▶ **Given exercise**:
Tally all lines containing the word "August". Give the number alone.

------------

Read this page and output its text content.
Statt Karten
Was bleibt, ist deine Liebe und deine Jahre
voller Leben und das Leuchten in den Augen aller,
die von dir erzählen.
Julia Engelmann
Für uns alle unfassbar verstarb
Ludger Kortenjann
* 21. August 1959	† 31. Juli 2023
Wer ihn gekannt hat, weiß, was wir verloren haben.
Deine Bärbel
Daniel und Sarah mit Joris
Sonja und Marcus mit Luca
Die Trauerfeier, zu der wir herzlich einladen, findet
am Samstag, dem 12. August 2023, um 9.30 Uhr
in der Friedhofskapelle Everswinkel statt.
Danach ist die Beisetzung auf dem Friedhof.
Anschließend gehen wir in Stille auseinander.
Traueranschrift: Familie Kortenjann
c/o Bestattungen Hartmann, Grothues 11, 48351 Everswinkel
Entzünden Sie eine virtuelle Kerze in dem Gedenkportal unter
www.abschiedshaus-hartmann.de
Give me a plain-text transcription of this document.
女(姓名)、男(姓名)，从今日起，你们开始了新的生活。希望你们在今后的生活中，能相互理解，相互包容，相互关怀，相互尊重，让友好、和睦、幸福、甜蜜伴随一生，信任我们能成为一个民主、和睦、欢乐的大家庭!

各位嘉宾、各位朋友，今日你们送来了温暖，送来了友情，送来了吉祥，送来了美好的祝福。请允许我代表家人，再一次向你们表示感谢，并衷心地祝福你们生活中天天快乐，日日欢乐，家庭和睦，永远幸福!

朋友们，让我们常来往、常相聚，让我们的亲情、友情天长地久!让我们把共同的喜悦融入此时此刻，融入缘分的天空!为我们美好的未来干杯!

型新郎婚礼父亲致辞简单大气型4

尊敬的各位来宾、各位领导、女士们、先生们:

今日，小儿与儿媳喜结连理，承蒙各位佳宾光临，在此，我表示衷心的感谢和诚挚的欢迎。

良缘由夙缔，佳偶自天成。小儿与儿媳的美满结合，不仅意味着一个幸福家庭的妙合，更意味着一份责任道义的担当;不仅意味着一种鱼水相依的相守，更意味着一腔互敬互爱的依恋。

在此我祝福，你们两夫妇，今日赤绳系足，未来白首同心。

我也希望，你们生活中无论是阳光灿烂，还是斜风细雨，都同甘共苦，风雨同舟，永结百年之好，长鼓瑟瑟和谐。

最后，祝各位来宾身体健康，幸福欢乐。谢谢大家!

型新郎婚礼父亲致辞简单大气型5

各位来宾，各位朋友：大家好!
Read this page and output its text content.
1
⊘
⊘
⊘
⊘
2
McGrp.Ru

------------

▶ **Answer to the problem**:
2